— BEGIN Supplied data —
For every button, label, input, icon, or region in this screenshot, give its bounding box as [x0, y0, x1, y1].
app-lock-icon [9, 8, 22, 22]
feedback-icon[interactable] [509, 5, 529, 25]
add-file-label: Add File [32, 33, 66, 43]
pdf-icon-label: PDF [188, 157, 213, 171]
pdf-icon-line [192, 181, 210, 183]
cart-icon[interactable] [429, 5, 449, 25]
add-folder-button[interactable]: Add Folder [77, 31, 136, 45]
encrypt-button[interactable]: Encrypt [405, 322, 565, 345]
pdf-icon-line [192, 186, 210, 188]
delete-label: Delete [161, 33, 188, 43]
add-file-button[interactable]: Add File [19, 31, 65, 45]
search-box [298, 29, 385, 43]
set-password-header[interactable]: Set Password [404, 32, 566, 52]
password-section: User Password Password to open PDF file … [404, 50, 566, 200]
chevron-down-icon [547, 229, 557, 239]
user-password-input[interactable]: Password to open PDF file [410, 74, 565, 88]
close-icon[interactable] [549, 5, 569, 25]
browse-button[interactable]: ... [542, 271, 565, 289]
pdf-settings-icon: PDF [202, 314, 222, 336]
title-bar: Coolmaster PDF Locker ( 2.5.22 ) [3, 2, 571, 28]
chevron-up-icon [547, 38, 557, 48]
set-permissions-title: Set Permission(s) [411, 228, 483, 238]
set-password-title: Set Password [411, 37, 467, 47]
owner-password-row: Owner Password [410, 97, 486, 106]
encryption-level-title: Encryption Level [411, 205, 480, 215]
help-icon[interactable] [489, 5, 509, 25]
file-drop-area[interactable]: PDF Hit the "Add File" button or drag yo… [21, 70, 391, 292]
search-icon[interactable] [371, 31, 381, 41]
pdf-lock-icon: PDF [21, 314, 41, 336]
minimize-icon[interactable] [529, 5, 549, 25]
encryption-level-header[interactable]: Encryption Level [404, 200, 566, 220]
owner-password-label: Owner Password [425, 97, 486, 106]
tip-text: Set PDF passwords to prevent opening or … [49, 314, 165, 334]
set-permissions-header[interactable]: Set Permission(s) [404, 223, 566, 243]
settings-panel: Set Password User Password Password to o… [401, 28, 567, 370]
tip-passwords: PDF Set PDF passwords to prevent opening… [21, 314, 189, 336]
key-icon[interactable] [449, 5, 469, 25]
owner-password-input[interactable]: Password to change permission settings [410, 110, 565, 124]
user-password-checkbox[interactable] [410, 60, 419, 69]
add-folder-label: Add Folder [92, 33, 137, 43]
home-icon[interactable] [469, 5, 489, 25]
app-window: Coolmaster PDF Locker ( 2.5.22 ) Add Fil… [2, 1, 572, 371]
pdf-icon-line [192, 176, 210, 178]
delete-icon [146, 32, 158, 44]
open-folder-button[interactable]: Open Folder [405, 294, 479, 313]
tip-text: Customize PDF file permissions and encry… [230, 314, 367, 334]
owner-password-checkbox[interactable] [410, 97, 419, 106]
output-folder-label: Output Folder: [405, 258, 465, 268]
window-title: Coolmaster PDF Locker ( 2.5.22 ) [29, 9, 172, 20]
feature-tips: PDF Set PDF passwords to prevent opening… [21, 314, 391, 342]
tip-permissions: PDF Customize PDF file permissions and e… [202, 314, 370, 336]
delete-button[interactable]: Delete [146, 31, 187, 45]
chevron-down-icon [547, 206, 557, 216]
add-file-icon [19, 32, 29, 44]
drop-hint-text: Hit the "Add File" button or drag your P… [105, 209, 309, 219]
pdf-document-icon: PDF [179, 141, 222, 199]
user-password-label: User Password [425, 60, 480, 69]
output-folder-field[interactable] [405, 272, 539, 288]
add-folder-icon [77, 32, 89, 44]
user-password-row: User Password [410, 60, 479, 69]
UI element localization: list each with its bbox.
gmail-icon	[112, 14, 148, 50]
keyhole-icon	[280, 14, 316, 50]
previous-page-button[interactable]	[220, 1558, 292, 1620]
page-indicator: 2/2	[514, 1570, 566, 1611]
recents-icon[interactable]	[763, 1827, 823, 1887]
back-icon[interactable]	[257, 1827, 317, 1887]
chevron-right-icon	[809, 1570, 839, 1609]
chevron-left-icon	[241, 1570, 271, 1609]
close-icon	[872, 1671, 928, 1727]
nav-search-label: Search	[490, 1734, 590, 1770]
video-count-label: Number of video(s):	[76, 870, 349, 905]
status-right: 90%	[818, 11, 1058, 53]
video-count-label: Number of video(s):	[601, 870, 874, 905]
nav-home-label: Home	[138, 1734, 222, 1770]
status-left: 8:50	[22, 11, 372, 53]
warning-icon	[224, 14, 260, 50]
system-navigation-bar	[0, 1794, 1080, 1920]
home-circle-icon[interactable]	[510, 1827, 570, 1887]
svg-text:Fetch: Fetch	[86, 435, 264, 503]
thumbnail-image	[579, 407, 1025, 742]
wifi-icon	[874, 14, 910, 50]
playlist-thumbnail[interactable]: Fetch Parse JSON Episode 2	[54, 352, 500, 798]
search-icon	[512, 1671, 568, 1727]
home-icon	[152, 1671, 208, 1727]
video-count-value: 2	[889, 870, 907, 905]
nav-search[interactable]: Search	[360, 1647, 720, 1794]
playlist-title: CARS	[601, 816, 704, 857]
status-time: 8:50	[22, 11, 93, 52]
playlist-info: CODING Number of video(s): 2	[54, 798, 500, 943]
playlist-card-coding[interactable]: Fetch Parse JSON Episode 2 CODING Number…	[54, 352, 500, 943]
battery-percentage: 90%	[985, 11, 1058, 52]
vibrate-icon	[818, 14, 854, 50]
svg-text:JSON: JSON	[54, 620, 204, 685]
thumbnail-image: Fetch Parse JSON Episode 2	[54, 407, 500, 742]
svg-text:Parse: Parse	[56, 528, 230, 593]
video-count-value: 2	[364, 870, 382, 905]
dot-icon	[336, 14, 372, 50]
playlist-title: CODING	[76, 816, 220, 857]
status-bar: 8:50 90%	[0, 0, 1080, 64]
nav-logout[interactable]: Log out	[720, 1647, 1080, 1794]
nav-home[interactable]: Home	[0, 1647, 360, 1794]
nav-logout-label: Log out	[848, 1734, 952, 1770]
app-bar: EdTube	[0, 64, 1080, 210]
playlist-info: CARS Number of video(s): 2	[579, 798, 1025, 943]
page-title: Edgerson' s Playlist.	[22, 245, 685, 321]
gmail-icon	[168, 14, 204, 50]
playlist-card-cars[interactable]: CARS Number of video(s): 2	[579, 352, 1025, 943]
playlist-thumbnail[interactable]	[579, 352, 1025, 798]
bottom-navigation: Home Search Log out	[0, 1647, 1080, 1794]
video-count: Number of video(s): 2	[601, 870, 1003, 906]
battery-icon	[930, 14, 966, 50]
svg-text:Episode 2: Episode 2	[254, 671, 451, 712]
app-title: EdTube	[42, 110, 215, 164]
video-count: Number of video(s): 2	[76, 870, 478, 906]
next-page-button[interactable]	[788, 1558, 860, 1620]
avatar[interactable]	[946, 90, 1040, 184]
— END Supplied data —
### [Set problem]
Copy everything from the first line down through the line containing "cart-icon[interactable] [429, 5, 449, 25]", replacing "bounding box" with "enclosing box" and leaving the rest unchanged.

### [The solution]
For every button, label, input, icon, or region in this screenshot, give its enclosing box as [x0, y0, x1, y1].
app-lock-icon [9, 8, 22, 22]
feedback-icon[interactable] [509, 5, 529, 25]
add-file-label: Add File [32, 33, 66, 43]
pdf-icon-label: PDF [188, 157, 213, 171]
pdf-icon-line [192, 181, 210, 183]
cart-icon[interactable] [429, 5, 449, 25]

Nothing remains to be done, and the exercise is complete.